START Extract

    Anyway, Gibson perfectly knows and gets the main, probably exclusive, filmmaker’s task: to tell a story by images. Because great images always tell, and deeply.

    These few lines just to underline some aspects of the film. In Italy (at least during the first days) it’s shown without no censure; probably, the unique country in the world or one of the very few. That’s provoked so many polemics before it was shown. The risk is forgetting the essential.

    About the open quotation, Ty Burr, by “The Boston Globe”, wrote that “how this relates to the movie we're about to see remains rather fuzzy”. We don’t agree with him.

    The protagonist receives a fundamental teaching from his father at the beginning of the movie. The father bequeaths to his son the importance of not being afraid, because fear paralyses. It’s an infectious disease which goes into man after man, woman after woman, and then it will infect the whole village, the whole community, the entire civilization.

    If you saw the movie, or you do it, you’ll discover the protagonist (and his family) survives because he learns not to be afraid, or better: to face fear time after time. It’s an apprenticeship, and the affective relation with the land of his own ancestors can help, in addition to love.

    The topic of fear as a fundamental ingredient of a civilization’s decay made recently a comeback in Italian intellectual and political debate thanks to Oriana Fallaci and her provocative last writings. This writer is well-known in US, too. She mainly lived in New York since Sixties. She died last September in Florence. Her last literary period was dominated by the post 9/11. She was greatly worried for Western civilization’s destiny in the face of Islamic radicalism menace. She thought the main enemy was among us, inside us. The enemy was the very idea we can have no more enemies if we do nothing, only to accept any offense, to ignore any abuse and to deny our identity and habits, if tranquillity needs it.

    Fallaci gave rise to many polemics as Gibson. The Australian filmmaker told the bad of the film isn’t really a human being. It’s an idea; precisely the idea of fear. As the hero of any ancient myth or legend, the protagonist must win his fear, and fear is an experience any nation, any civilization knew. We are not excluded, unfortunately.

    According his last movie, Gibson shows to be persuaded all civilizations have a life-cycle and they die as every living organism. The main resource is based on courage and transcendence. Quoting Durant wasn’t accidental.
    Gibson has wished to warn without moralizing, and perhaps the bi-partisan plentiful use of violence avoided any manicheism. He remembered only menaces never die for a civilization. Menaces grow up when you think a never-ending peaceful era can be (see the rise of Islamic terrorist network during the Nineties). Menace is loosing the meaning of life, the unique value of human life, the link from generation to generation.

    My mind went to the twentieth century totalitarian regimes seeing in the movie Maya committing meaningless and useless human sacrifices at the top of a towering ziggurat. According to Gibson’s images, the only function seemed to be mobilizing and subjugating masses and enforcing the priestly ruling class. There’s the same loss of natural reason (i.e. related to reality, the contrary of ideology), the same loss of measure. The same hubris.

    Probably warning is useful but I’ve only one doubt. Evoking our decay so long and so much could persuade our weak souls to hurry the end. On the other hand, Gibson’s movie finishes with a little family, four people who go into the forest to look for “a new beginning”.

    “Hope” could be a word not only suitable for Utopia.
END Extract
START Provided data
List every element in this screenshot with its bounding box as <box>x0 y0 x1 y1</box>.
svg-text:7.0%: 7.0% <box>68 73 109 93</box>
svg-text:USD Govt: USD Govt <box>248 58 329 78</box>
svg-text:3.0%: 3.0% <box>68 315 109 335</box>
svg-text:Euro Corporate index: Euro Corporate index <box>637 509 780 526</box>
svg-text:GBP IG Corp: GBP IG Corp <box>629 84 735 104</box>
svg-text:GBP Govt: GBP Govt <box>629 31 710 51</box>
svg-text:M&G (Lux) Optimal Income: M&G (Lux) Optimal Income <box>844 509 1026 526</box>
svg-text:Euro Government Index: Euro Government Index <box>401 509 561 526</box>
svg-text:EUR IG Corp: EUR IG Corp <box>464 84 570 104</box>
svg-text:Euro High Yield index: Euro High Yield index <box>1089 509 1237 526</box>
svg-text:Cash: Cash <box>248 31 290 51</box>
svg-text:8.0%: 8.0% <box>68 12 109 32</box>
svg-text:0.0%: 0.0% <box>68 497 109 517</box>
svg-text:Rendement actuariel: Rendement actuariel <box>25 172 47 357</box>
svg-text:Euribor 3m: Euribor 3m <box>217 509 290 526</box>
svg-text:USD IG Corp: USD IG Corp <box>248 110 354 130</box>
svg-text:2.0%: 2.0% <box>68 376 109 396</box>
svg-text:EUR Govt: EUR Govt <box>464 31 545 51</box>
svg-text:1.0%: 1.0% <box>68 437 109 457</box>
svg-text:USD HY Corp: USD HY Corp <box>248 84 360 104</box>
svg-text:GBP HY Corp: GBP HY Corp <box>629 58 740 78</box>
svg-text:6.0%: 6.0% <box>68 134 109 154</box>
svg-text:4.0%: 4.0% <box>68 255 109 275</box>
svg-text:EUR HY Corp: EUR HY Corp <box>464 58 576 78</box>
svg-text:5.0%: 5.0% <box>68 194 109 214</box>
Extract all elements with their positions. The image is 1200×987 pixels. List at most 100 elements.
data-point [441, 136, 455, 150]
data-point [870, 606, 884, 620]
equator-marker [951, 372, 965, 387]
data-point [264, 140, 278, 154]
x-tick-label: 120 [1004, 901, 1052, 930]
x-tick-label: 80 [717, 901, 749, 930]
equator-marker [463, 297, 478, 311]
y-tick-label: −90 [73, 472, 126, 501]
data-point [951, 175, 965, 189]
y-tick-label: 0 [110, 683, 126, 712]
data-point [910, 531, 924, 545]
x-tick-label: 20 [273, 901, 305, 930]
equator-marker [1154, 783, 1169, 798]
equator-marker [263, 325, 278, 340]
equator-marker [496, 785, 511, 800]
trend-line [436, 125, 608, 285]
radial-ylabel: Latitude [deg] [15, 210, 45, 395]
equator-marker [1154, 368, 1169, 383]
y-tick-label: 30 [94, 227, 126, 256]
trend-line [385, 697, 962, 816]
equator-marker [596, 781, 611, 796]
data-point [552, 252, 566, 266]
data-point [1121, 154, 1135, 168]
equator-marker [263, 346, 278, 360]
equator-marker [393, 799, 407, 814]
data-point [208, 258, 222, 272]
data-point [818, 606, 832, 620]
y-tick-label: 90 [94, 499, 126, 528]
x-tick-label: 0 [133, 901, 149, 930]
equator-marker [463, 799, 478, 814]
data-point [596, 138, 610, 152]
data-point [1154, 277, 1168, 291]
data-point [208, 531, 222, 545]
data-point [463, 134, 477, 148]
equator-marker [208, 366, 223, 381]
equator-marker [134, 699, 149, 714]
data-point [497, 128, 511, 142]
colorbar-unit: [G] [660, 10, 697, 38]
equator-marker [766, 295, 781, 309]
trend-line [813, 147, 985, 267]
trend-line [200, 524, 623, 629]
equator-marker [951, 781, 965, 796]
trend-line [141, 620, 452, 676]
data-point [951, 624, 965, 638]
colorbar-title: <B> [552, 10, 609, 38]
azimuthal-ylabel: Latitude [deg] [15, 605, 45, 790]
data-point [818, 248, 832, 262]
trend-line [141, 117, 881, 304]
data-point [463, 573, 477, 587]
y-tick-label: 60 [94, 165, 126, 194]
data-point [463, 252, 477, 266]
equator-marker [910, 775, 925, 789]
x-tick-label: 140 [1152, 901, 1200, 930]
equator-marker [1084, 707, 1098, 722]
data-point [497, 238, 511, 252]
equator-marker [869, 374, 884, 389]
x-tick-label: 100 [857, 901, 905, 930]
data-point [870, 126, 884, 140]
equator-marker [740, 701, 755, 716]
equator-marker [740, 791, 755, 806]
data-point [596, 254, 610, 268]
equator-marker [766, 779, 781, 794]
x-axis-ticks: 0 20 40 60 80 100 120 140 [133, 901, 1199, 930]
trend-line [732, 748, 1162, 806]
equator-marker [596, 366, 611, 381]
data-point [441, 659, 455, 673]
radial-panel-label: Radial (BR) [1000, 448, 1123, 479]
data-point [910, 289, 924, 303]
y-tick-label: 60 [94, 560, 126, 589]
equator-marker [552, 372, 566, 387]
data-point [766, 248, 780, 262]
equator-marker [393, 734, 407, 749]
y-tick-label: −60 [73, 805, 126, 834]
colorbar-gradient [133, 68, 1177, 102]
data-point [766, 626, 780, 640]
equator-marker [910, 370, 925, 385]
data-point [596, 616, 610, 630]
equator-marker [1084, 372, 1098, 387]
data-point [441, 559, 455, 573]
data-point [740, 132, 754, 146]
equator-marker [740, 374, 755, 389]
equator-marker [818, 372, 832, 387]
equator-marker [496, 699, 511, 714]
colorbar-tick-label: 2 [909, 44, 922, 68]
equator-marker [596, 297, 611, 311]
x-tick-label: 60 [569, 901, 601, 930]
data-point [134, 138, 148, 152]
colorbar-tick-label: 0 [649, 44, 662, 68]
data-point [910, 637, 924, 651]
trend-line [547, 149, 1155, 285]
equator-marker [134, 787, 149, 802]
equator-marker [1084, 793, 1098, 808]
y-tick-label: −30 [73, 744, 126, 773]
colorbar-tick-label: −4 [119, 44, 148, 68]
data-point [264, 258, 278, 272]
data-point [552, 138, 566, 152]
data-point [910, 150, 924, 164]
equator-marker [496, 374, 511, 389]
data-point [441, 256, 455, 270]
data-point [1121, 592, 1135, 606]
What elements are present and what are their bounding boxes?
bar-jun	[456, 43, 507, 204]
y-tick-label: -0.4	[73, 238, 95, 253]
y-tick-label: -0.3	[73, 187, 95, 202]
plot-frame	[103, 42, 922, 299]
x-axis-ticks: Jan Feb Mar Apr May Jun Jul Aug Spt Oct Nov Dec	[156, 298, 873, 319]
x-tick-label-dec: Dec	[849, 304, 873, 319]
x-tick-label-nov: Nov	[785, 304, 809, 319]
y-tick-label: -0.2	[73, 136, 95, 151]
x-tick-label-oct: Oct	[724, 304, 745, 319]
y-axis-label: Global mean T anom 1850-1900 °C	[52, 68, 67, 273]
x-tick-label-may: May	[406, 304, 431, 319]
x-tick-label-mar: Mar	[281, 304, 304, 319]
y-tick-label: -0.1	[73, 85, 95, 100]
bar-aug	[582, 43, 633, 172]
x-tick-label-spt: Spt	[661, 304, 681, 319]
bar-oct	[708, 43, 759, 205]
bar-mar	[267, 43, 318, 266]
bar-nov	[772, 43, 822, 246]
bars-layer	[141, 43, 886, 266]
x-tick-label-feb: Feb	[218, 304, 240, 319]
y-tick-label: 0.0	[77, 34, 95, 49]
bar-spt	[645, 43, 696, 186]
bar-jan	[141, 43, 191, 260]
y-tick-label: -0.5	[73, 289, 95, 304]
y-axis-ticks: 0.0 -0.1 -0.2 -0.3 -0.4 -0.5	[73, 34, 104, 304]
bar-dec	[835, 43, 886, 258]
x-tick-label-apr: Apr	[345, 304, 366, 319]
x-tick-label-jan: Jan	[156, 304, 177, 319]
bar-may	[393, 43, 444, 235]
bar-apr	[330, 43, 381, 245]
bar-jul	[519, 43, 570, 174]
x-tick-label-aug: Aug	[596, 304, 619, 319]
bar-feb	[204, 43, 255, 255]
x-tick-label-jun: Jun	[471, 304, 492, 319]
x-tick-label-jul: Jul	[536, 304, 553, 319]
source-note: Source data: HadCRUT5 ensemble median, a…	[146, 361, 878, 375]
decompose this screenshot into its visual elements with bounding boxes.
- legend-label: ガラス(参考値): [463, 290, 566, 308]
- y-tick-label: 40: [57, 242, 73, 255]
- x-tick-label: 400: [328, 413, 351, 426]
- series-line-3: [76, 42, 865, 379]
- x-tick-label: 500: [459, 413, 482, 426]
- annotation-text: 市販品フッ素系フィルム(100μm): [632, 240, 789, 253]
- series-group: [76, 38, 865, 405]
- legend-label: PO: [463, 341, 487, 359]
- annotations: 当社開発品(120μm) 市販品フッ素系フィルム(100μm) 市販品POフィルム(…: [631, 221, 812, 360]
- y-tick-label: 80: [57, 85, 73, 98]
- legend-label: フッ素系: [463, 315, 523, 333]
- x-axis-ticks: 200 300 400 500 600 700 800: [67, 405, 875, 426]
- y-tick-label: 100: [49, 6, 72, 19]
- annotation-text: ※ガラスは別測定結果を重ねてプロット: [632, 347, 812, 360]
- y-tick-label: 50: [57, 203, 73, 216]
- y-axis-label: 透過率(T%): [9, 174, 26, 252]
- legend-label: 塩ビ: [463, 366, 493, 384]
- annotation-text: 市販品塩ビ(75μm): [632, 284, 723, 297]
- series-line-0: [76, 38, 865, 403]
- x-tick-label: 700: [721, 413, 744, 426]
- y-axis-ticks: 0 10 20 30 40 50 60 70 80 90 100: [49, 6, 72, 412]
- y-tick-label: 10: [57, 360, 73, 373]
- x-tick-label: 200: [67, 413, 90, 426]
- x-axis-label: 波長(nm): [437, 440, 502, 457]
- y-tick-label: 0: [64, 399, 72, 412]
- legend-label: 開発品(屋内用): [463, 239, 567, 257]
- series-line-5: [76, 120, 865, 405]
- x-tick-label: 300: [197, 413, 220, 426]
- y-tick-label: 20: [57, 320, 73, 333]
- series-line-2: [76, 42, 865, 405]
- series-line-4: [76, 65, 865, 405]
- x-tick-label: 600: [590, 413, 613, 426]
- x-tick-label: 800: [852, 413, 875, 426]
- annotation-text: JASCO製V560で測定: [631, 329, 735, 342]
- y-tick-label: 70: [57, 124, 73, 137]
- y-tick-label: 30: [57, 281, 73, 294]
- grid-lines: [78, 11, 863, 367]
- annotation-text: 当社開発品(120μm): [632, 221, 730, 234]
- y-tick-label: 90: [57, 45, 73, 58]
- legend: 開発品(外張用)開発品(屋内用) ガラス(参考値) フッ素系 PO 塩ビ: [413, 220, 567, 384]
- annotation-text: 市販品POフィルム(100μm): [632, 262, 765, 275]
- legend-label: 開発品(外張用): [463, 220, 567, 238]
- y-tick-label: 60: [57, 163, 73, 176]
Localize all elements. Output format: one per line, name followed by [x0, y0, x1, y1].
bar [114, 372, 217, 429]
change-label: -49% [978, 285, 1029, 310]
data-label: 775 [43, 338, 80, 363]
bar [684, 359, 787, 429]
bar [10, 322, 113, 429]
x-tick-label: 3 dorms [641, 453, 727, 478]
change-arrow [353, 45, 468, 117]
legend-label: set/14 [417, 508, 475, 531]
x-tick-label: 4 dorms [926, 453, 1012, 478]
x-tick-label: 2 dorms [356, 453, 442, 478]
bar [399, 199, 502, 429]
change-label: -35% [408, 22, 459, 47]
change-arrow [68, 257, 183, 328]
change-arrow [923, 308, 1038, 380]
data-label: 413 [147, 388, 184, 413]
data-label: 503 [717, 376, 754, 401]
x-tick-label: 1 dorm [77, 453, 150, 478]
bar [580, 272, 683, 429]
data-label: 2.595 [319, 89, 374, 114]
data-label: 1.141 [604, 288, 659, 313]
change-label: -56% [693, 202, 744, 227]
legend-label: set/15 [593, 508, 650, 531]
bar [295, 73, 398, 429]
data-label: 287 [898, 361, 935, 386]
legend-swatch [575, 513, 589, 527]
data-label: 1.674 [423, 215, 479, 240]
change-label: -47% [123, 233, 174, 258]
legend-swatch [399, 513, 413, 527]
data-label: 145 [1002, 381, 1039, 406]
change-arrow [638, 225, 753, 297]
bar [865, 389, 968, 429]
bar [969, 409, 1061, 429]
END Provided data
Task 1 — List every person the film review names.
Task 2 — In the film review, how does Gibson's movie end?
Task 3 — Reproduce the stretch of the film review from "Anyway, Gibson perfectly" through "forgetting the essential.".

Task output 1 — Gibson, Ty Burr, Oriana Fallaci, Durant

Task output 2 — It ends with a little family, four people who go into the forest to look for "a new beginning."

Task output 3 —
Anyway, Gibson perfectly knows and gets the main, probably exclusive, filmmaker’s task: to tell a story by images. Because great images always tell, and deeply.

    These few lines just to underline some aspects of the film. In Italy (at least during the first days) it’s shown without no censure; probably, the unique country in the world or one of the very few. That’s provoked so many polemics before it was shown. The risk is forgetting the essential.